Dataset entries
------------------------------------------------------------

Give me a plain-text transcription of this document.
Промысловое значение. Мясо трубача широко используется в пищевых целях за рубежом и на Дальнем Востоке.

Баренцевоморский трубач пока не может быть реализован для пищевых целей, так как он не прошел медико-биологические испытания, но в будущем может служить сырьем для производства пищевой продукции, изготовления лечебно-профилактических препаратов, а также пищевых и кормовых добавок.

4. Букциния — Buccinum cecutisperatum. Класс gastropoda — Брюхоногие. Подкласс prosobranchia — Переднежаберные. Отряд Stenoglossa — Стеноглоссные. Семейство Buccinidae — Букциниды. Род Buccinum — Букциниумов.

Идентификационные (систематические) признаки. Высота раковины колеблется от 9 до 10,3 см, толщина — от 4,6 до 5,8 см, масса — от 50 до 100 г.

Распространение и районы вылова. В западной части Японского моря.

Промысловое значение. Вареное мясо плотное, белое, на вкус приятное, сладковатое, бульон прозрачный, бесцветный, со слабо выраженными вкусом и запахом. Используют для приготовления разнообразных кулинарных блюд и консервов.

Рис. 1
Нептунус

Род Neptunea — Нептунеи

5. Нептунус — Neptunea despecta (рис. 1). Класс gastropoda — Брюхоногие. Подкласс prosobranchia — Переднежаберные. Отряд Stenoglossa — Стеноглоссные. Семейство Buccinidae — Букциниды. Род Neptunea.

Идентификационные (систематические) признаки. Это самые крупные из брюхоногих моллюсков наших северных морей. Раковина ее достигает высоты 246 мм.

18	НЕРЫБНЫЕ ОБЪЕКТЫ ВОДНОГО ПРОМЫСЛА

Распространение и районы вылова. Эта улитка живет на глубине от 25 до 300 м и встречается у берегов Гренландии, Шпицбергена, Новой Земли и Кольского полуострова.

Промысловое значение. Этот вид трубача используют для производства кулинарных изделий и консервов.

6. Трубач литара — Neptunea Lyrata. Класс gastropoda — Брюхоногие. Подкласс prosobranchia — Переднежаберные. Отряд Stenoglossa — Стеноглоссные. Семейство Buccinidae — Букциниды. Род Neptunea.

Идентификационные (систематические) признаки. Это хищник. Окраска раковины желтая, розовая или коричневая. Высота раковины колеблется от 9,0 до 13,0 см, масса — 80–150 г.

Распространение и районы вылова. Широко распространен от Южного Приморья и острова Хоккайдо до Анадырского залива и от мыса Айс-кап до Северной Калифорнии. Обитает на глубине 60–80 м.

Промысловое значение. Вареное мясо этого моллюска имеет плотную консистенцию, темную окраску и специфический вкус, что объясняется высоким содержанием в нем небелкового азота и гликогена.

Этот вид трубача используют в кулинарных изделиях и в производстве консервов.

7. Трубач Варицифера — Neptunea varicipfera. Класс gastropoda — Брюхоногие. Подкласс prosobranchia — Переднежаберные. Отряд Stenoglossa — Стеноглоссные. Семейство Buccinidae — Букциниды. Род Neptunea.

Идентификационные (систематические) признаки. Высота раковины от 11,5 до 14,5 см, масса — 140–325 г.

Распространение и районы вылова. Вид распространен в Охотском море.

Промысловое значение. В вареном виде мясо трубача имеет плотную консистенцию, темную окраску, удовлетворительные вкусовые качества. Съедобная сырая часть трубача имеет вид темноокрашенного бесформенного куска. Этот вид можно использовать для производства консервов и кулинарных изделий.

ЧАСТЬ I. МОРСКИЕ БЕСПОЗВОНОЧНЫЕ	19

------------------------------------------------------------

REQUIRED WORK - Repeat all entries. Match them exactly.

SOLVED EXERCISE -
Give me a plain-text transcription of this document.
Промысловое значение. Мясо трубача широко используется в пищевых целях за рубежом и на Дальнем Востоке.

Баренцевоморский трубач пока не может быть реализован для пищевых целей, так как он не прошел медико-биологические испытания, но в будущем может служить сырьем для производства пищевой продукции, изготовления лечебно-профилактических препаратов, а также пищевых и кормовых добавок.

4. Букциния — Buccinum cecutisperatum. Класс gastropoda — Брюхоногие. Подкласс prosobranchia — Переднежаберные. Отряд Stenoglossa — Стеноглоссные. Семейство Buccinidae — Букциниды. Род Buccinum — Букциниумов.

Идентификационные (систематические) признаки. Высота раковины колеблется от 9 до 10,3 см, толщина — от 4,6 до 5,8 см, масса — от 50 до 100 г.

Распространение и районы вылова. В западной части Японского моря.

Промысловое значение. Вареное мясо плотное, белое, на вкус приятное, сладковатое, бульон прозрачный, бесцветный, со слабо выраженными вкусом и запахом. Используют для приготовления разнообразных кулинарных блюд и консервов.

Рис. 1
Нептунус

Род Neptunea — Нептунеи

5. Нептунус — Neptunea despecta (рис. 1). Класс gastropoda — Брюхоногие. Подкласс prosobranchia — Переднежаберные. Отряд Stenoglossa — Стеноглоссные. Семейство Buccinidae — Букциниды. Род Neptunea.

Идентификационные (систематические) признаки. Это самые крупные из брюхоногих моллюсков наших северных морей. Раковина ее достигает высоты 246 мм.

18	НЕРЫБНЫЕ ОБЪЕКТЫ ВОДНОГО ПРОМЫСЛА

Распространение и районы вылова. Эта улитка живет на глубине от 25 до 300 м и встречается у берегов Гренландии, Шпицбергена, Новой Земли и Кольского полуострова.

Промысловое значение. Этот вид трубача используют для производства кулинарных изделий и консервов.

6. Трубач литара — Neptunea Lyrata. Класс gastropoda — Брюхоногие. Подкласс prosobranchia — Переднежаберные. Отряд Stenoglossa — Стеноглоссные. Семейство Buccinidae — Букциниды. Род Neptunea.

Идентификационные (систематические) признаки. Это хищник. Окраска раковины желтая, розовая или коричневая. Высота раковины колеблется от 9,0 до 13,0 см, масса — 80–150 г.

Распространение и районы вылова. Широко распространен от Южного Приморья и острова Хоккайдо до Анадырского залива и от мыса Айс-кап до Северной Калифорнии. Обитает на глубине 60–80 м.

Промысловое значение. Вареное мясо этого моллюска имеет плотную консистенцию, темную окраску и специфический вкус, что объясняется высоким содержанием в нем небелкового азота и гликогена.

Этот вид трубача используют в кулинарных изделиях и в производстве консервов.

7. Трубач Варицифера — Neptunea varicipfera. Класс gastropoda — Брюхоногие. Подкласс prosobranchia — Переднежаберные. Отряд Stenoglossa — Стеноглоссные. Семейство Buccinidae — Букциниды. Род Neptunea.

Идентификационные (систематические) признаки. Высота раковины от 11,5 до 14,5 см, масса — 140–325 г.

Распространение и районы вылова. Вид распространен в Охотском море.

Промысловое значение. В вареном виде мясо трубача имеет плотную консистенцию, темную окраску, удовлетворительные вкусовые качества. Съедобная сырая часть трубача имеет вид темноокрашенного бесформенного куска. Этот вид можно использовать для производства консервов и кулинарных изделий.

ЧАСТЬ I. МОРСКИЕ БЕСПОЗВОНОЧНЫЕ	19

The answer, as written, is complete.